• _Task statement_:
Locate all lines in the data below that hold "Altm" and show them.

Dataset items
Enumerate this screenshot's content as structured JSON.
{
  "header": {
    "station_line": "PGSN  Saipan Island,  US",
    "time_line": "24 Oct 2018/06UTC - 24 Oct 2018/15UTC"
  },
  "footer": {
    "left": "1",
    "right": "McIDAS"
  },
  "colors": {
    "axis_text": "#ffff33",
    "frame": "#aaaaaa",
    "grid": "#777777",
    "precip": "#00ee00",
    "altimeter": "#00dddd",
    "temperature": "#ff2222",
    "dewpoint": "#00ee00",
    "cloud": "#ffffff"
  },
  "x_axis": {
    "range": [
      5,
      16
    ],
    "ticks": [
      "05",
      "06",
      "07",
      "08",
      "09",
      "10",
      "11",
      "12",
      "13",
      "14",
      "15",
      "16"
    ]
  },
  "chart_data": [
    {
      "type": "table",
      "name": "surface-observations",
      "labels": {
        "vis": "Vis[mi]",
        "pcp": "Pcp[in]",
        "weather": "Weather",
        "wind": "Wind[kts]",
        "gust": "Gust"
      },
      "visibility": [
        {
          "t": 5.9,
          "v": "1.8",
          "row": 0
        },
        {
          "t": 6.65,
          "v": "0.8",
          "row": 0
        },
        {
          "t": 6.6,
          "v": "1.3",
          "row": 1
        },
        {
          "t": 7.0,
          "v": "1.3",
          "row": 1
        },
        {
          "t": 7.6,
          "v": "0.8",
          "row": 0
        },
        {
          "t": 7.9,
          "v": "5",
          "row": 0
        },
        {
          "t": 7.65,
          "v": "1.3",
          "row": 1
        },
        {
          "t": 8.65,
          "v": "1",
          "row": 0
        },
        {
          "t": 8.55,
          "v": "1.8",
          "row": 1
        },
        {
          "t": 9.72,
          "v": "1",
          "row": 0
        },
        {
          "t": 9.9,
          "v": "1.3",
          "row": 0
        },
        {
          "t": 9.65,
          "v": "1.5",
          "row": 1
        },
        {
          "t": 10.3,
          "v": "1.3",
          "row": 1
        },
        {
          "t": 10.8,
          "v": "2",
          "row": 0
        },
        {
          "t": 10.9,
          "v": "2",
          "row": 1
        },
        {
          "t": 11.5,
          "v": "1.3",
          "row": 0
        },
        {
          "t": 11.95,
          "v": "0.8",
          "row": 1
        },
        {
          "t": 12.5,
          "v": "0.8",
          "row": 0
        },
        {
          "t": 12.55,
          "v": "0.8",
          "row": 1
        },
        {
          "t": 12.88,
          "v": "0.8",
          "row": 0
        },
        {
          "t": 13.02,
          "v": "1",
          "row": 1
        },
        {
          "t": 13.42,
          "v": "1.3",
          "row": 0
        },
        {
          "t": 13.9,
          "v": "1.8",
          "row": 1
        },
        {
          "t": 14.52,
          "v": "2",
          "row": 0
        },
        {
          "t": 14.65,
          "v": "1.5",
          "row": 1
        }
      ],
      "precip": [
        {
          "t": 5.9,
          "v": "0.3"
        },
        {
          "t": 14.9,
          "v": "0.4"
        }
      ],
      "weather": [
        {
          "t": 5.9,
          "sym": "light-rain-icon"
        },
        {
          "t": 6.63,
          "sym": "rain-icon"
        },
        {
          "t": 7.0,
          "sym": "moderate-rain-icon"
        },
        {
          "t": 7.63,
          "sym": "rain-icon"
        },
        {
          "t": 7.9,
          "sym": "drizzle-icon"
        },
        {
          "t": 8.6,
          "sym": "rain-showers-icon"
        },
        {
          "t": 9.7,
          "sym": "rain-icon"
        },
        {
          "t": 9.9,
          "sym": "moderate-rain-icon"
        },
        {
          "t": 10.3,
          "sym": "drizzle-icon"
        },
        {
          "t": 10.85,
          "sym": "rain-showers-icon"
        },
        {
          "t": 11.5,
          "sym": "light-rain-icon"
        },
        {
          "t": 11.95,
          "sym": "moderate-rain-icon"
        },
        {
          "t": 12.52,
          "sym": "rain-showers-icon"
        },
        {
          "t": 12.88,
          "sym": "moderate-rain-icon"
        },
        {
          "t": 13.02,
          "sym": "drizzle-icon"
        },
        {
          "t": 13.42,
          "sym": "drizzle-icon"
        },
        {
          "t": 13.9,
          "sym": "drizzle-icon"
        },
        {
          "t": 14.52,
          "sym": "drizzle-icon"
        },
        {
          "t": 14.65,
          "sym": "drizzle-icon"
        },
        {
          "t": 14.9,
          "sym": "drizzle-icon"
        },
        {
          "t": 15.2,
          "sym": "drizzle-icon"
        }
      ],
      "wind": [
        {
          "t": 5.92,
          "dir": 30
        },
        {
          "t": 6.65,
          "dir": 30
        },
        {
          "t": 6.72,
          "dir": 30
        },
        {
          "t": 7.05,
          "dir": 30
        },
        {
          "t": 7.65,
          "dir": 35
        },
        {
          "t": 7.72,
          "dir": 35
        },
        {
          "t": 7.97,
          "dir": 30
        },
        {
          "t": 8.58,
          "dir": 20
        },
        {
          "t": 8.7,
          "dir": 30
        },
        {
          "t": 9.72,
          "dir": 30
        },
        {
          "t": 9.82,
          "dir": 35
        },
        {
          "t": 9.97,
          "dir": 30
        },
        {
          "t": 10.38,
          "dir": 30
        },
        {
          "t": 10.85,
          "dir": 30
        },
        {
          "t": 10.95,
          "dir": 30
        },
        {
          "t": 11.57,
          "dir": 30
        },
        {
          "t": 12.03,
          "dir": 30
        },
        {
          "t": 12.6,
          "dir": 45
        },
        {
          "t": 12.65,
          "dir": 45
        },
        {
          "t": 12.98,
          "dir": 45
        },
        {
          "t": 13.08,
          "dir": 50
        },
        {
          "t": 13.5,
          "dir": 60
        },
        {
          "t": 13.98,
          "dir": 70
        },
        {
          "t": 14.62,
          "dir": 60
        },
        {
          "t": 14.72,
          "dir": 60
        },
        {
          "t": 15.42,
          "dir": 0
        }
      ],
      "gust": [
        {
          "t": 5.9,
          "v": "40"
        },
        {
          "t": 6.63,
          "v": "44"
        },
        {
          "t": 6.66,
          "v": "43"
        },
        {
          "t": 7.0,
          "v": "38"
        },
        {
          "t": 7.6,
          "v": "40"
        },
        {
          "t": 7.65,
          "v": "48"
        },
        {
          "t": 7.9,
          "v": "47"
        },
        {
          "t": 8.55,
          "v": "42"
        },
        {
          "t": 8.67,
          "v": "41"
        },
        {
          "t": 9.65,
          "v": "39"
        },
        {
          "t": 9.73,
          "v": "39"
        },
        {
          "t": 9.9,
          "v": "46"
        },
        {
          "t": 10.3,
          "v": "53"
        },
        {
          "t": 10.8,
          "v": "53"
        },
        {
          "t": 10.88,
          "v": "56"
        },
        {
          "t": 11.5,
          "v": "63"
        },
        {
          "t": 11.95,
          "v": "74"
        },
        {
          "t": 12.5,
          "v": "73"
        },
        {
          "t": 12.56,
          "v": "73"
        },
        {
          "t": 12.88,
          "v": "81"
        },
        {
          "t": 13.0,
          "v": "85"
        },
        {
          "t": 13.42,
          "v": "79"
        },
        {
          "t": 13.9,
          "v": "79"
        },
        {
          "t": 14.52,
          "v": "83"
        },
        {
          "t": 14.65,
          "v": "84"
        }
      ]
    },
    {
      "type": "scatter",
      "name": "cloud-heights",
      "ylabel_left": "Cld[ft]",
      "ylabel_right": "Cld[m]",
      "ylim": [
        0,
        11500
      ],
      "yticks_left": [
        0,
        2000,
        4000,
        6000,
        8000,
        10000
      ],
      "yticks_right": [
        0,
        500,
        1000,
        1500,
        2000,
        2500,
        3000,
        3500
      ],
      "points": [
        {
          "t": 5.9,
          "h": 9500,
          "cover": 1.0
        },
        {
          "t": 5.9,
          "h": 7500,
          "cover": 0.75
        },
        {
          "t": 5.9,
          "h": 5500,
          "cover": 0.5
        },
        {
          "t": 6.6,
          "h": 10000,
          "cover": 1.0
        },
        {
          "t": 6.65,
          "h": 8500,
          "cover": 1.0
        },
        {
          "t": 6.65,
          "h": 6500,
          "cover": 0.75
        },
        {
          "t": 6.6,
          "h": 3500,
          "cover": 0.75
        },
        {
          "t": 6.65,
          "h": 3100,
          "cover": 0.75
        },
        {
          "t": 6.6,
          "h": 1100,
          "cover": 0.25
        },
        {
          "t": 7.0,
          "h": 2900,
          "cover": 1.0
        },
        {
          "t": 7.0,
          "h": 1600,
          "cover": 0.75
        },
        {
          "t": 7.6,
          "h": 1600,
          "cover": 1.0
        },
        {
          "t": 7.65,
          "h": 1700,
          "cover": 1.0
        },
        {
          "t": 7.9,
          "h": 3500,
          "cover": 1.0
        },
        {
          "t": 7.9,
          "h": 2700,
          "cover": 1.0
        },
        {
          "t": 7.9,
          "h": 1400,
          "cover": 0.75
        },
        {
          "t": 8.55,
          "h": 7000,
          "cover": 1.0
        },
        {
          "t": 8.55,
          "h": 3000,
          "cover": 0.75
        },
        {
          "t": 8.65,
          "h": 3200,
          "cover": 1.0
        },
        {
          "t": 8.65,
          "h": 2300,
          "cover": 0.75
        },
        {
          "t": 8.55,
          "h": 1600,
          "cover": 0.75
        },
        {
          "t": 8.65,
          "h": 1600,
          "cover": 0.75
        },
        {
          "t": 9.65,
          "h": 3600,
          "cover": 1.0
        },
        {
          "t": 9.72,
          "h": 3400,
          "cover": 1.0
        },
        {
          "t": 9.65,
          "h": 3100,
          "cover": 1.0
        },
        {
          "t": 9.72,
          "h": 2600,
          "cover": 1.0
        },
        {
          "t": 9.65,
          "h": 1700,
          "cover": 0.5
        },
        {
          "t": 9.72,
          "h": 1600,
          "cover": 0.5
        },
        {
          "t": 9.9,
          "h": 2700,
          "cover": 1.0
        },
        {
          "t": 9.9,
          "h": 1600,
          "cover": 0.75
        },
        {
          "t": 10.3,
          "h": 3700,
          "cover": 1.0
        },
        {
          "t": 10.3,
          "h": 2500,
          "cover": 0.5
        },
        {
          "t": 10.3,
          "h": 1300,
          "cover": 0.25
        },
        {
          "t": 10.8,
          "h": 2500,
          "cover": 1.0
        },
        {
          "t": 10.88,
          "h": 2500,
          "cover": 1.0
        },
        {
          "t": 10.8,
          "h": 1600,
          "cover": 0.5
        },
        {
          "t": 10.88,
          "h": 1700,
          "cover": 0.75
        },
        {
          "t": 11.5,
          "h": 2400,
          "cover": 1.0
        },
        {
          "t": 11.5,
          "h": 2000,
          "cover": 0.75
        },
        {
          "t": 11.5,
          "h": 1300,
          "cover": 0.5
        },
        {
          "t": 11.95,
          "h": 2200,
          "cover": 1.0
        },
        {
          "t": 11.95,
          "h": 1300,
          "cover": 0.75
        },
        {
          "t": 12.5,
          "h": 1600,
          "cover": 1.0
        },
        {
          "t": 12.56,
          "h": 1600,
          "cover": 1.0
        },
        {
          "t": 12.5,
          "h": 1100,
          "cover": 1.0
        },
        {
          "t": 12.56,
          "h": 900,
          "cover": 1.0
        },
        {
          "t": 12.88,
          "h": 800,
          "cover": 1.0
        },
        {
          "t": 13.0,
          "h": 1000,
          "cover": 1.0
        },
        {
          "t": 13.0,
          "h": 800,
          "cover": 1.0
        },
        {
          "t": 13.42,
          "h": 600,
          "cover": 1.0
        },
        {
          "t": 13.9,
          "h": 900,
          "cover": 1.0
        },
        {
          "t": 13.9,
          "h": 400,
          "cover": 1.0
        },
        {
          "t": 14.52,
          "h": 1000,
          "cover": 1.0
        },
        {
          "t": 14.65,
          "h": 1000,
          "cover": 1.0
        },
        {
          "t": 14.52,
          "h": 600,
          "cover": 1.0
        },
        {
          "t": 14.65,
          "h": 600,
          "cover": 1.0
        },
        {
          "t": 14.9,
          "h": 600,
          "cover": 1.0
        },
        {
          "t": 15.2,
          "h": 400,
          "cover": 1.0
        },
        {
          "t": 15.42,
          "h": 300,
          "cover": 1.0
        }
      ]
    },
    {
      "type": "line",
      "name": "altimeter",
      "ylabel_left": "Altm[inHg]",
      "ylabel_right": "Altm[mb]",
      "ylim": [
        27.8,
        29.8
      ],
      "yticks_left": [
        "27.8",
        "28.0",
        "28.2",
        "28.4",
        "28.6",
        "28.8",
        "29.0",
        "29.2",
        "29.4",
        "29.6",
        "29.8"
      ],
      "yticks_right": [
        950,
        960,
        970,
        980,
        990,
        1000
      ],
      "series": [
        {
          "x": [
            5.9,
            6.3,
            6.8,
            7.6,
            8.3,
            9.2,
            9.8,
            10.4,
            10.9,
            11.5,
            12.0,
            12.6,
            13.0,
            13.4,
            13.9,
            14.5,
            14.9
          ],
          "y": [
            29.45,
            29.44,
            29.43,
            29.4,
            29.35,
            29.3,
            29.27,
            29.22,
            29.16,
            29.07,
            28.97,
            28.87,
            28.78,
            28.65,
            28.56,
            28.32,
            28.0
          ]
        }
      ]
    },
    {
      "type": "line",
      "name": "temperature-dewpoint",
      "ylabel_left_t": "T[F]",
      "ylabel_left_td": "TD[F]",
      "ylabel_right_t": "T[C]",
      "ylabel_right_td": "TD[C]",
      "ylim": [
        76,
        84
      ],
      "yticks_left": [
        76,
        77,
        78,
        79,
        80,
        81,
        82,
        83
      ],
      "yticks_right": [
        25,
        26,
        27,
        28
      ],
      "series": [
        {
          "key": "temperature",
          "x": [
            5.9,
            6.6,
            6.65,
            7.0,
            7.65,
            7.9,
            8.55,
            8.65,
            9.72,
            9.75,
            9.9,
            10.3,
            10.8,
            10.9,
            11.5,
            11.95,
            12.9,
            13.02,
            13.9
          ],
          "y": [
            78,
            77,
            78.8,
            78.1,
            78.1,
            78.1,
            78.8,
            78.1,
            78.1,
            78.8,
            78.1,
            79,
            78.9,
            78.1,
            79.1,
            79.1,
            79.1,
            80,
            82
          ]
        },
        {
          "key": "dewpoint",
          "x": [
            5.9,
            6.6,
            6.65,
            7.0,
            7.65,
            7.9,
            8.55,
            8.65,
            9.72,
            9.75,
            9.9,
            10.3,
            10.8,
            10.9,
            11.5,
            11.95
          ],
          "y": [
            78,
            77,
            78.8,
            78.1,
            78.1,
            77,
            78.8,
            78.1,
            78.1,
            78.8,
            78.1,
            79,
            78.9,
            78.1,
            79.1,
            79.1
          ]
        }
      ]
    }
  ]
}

• _Solution_:
      "ylabel_left": "Altm[inHg]",
      "ylabel_right": "Altm[mb]",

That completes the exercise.